WHAT YOU WILL DO >> Retype every entry in its entirety, without alteration.

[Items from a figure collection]
** Begin **
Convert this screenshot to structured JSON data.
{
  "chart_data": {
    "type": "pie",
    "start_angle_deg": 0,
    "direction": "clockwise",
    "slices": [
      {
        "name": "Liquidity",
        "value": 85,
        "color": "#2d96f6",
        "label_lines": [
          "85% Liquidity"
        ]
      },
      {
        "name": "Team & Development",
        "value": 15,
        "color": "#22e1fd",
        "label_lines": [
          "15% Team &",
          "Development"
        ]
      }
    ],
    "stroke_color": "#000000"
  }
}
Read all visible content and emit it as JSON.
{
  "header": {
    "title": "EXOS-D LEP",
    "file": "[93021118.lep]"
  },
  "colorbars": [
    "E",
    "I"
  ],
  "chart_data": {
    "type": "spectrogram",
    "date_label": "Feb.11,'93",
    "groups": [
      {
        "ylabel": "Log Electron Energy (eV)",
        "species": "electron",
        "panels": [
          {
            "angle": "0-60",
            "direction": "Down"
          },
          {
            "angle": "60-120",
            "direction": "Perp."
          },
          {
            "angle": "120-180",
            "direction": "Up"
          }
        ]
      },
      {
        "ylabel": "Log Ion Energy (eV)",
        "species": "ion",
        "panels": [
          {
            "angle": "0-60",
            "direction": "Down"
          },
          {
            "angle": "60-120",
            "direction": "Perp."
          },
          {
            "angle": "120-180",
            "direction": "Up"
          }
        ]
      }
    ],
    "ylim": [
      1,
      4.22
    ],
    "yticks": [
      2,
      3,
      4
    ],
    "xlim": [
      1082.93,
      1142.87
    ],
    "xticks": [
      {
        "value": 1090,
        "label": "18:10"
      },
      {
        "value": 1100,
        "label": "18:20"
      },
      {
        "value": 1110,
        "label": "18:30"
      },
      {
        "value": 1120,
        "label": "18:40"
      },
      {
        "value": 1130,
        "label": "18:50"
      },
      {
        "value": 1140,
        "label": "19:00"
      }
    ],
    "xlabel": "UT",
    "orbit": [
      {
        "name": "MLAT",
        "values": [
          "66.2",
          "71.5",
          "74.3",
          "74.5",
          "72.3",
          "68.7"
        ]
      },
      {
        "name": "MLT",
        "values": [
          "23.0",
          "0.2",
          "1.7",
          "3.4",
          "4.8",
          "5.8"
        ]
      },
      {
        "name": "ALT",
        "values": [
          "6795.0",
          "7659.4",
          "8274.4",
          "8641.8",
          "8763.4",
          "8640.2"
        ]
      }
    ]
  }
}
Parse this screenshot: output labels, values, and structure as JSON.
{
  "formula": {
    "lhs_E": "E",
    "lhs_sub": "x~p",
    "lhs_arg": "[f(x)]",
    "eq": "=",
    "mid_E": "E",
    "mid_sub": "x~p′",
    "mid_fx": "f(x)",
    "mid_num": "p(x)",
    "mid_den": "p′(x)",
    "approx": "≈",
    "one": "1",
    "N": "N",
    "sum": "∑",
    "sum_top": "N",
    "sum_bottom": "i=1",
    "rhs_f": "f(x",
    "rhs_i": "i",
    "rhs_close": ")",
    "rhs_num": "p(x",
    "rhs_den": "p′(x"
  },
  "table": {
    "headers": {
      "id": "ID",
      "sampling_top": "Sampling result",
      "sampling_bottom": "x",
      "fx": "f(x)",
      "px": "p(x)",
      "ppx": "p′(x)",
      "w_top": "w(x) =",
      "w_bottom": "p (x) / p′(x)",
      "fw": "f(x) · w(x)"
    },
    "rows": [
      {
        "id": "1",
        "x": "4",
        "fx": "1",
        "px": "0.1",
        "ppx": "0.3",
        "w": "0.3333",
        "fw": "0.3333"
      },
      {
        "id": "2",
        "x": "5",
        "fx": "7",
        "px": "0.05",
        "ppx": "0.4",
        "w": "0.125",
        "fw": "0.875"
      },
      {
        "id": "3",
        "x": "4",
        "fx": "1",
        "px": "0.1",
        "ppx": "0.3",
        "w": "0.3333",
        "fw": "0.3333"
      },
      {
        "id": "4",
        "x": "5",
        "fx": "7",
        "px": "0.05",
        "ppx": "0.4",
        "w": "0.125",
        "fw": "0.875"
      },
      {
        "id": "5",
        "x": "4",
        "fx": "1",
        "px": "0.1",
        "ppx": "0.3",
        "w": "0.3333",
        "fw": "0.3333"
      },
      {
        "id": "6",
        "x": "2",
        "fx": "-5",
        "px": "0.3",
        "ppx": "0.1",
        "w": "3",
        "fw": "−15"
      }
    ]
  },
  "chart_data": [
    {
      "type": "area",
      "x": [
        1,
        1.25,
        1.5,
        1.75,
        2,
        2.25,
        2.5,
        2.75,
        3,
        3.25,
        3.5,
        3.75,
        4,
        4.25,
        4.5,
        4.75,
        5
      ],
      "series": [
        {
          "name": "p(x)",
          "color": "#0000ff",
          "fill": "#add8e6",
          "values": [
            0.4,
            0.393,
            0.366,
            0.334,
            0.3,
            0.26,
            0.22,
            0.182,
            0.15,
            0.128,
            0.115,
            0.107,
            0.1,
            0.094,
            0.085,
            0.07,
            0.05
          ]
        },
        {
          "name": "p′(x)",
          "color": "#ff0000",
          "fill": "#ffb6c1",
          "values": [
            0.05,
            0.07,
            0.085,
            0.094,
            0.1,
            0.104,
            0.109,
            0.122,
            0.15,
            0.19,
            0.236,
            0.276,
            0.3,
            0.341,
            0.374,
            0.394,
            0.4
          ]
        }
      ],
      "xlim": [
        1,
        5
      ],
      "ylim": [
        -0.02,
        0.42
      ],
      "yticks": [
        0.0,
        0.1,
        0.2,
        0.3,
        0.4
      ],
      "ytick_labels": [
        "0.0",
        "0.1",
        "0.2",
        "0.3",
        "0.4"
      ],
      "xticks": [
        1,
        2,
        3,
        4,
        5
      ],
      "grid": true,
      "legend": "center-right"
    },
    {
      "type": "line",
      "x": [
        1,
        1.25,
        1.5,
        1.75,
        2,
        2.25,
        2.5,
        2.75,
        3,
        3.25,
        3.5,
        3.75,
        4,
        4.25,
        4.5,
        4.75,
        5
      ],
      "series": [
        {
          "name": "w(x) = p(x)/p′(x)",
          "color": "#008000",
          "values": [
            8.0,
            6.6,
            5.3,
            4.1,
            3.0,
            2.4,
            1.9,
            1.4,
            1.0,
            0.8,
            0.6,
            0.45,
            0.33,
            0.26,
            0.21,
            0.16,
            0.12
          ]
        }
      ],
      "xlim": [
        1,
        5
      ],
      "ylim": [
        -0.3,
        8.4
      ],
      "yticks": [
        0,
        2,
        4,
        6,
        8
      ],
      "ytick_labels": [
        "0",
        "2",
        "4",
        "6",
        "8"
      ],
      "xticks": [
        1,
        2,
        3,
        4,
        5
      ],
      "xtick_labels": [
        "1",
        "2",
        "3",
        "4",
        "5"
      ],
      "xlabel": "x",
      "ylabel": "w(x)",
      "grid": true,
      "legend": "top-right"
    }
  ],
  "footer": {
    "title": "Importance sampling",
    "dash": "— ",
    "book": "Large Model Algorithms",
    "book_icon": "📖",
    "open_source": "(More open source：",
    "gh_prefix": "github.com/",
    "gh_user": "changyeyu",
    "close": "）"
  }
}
** End **
SOLVED EXERCISE >>
Convert this screenshot to structured JSON data.
{
  "chart_data": {
    "type": "pie",
    "start_angle_deg": 0,
    "direction": "clockwise",
    "slices": [
      {
        "name": "Liquidity",
        "value": 85,
        "color": "#2d96f6",
        "label_lines": [
          "85% Liquidity"
        ]
      },
      {
        "name": "Team & Development",
        "value": 15,
        "color": "#22e1fd",
        "label_lines": [
          "15% Team &",
          "Development"
        ]
      }
    ],
    "stroke_color": "#000000"
  }
}
Read all visible content and emit it as JSON.
{
  "header": {
    "title": "EXOS-D LEP",
    "file": "[93021118.lep]"
  },
  "colorbars": [
    "E",
    "I"
  ],
  "chart_data": {
    "type": "spectrogram",
    "date_label": "Feb.11,'93",
    "groups": [
      {
        "ylabel": "Log Electron Energy (eV)",
        "species": "electron",
        "panels": [
          {
            "angle": "0-60",
            "direction": "Down"
          },
          {
            "angle": "60-120",
            "direction": "Perp."
          },
          {
            "angle": "120-180",
            "direction": "Up"
          }
        ]
      },
      {
        "ylabel": "Log Ion Energy (eV)",
        "species": "ion",
        "panels": [
          {
            "angle": "0-60",
            "direction": "Down"
          },
          {
            "angle": "60-120",
            "direction": "Perp."
          },
          {
            "angle": "120-180",
            "direction": "Up"
          }
        ]
      }
    ],
    "ylim": [
      1,
      4.22
    ],
    "yticks": [
      2,
      3,
      4
    ],
    "xlim": [
      1082.93,
      1142.87
    ],
    "xticks": [
      {
        "value": 1090,
        "label": "18:10"
      },
      {
        "value": 1100,
        "label": "18:20"
      },
      {
        "value": 1110,
        "label": "18:30"
      },
      {
        "value": 1120,
        "label": "18:40"
      },
      {
        "value": 1130,
        "label": "18:50"
      },
      {
        "value": 1140,
        "label": "19:00"
      }
    ],
    "xlabel": "UT",
    "orbit": [
      {
        "name": "MLAT",
        "values": [
          "66.2",
          "71.5",
          "74.3",
          "74.5",
          "72.3",
          "68.7"
        ]
      },
      {
        "name": "MLT",
        "values": [
          "23.0",
          "0.2",
          "1.7",
          "3.4",
          "4.8",
          "5.8"
        ]
      },
      {
        "name": "ALT",
        "values": [
          "6795.0",
          "7659.4",
          "8274.4",
          "8641.8",
          "8763.4",
          "8640.2"
        ]
      }
    ]
  }
}
Parse this screenshot: output labels, values, and structure as JSON.
{
  "formula": {
    "lhs_E": "E",
    "lhs_sub": "x~p",
    "lhs_arg": "[f(x)]",
    "eq": "=",
    "mid_E": "E",
    "mid_sub": "x~p′",
    "mid_fx": "f(x)",
    "mid_num": "p(x)",
    "mid_den": "p′(x)",
    "approx": "≈",
    "one": "1",
    "N": "N",
    "sum": "∑",
    "sum_top": "N",
    "sum_bottom": "i=1",
    "rhs_f": "f(x",
    "rhs_i": "i",
    "rhs_close": ")",
    "rhs_num": "p(x",
    "rhs_den": "p′(x"
  },
  "table": {
    "headers": {
      "id": "ID",
      "sampling_top": "Sampling result",
      "sampling_bottom": "x",
      "fx": "f(x)",
      "px": "p(x)",
      "ppx": "p′(x)",
      "w_top": "w(x) =",
      "w_bottom": "p (x) / p′(x)",
      "fw": "f(x) · w(x)"
    },
    "rows": [
      {
        "id": "1",
        "x": "4",
        "fx": "1",
        "px": "0.1",
        "ppx": "0.3",
        "w": "0.3333",
        "fw": "0.3333"
      },
      {
        "id": "2",
        "x": "5",
        "fx": "7",
        "px": "0.05",
        "ppx": "0.4",
        "w": "0.125",
        "fw": "0.875"
      },
      {
        "id": "3",
        "x": "4",
        "fx": "1",
        "px": "0.1",
        "ppx": "0.3",
        "w": "0.3333",
        "fw": "0.3333"
      },
      {
        "id": "4",
        "x": "5",
        "fx": "7",
        "px": "0.05",
        "ppx": "0.4",
        "w": "0.125",
        "fw": "0.875"
      },
      {
        "id": "5",
        "x": "4",
        "fx": "1",
        "px": "0.1",
        "ppx": "0.3",
        "w": "0.3333",
        "fw": "0.3333"
      },
      {
        "id": "6",
        "x": "2",
        "fx": "-5",
        "px": "0.3",
        "ppx": "0.1",
        "w": "3",
        "fw": "−15"
      }
    ]
  },
  "chart_data": [
    {
      "type": "area",
      "x": [
        1,
        1.25,
        1.5,
        1.75,
        2,
        2.25,
        2.5,
        2.75,
        3,
        3.25,
        3.5,
        3.75,
        4,
        4.25,
        4.5,
        4.75,
        5
      ],
      "series": [
        {
          "name": "p(x)",
          "color": "#0000ff",
          "fill": "#add8e6",
          "values": [
            0.4,
            0.393,
            0.366,
            0.334,
            0.3,
            0.26,
            0.22,
            0.182,
            0.15,
            0.128,
            0.115,
            0.107,
            0.1,
            0.094,
            0.085,
            0.07,
            0.05
          ]
        },
        {
          "name": "p′(x)",
          "color": "#ff0000",
          "fill": "#ffb6c1",
          "values": [
            0.05,
            0.07,
            0.085,
            0.094,
            0.1,
            0.104,
            0.109,
            0.122,
            0.15,
            0.19,
            0.236,
            0.276,
            0.3,
            0.341,
            0.374,
            0.394,
            0.4
          ]
        }
      ],
      "xlim": [
        1,
        5
      ],
      "ylim": [
        -0.02,
        0.42
      ],
      "yticks": [
        0.0,
        0.1,
        0.2,
        0.3,
        0.4
      ],
      "ytick_labels": [
        "0.0",
        "0.1",
        "0.2",
        "0.3",
        "0.4"
      ],
      "xticks": [
        1,
        2,
        3,
        4,
        5
      ],
      "grid": true,
      "legend": "center-right"
    },
    {
      "type": "line",
      "x": [
        1,
        1.25,
        1.5,
        1.75,
        2,
        2.25,
        2.5,
        2.75,
        3,
        3.25,
        3.5,
        3.75,
        4,
        4.25,
        4.5,
        4.75,
        5
      ],
      "series": [
        {
          "name": "w(x) = p(x)/p′(x)",
          "color": "#008000",
          "values": [
            8.0,
            6.6,
            5.3,
            4.1,
            3.0,
            2.4,
            1.9,
            1.4,
            1.0,
            0.8,
            0.6,
            0.45,
            0.33,
            0.26,
            0.21,
            0.16,
            0.12
          ]
        }
      ],
      "xlim": [
        1,
        5
      ],
      "ylim": [
        -0.3,
        8.4
      ],
      "yticks": [
        0,
        2,
        4,
        6,
        8
      ],
      "ytick_labels": [
        "0",
        "2",
        "4",
        "6",
        "8"
      ],
      "xticks": [
        1,
        2,
        3,
        4,
        5
      ],
      "xtick_labels": [
        "1",
        "2",
        "3",
        "4",
        "5"
      ],
      "xlabel": "x",
      "ylabel": "w(x)",
      "grid": true,
      "legend": "top-right"
    }
  ],
  "footer": {
    "title": "Importance sampling",
    "dash": "— ",
    "book": "Large Model Algorithms",
    "book_icon": "📖",
    "open_source": "(More open source：",
    "gh_prefix": "github.com/",
    "gh_user": "changyeyu",
    "close": "）"
  }
}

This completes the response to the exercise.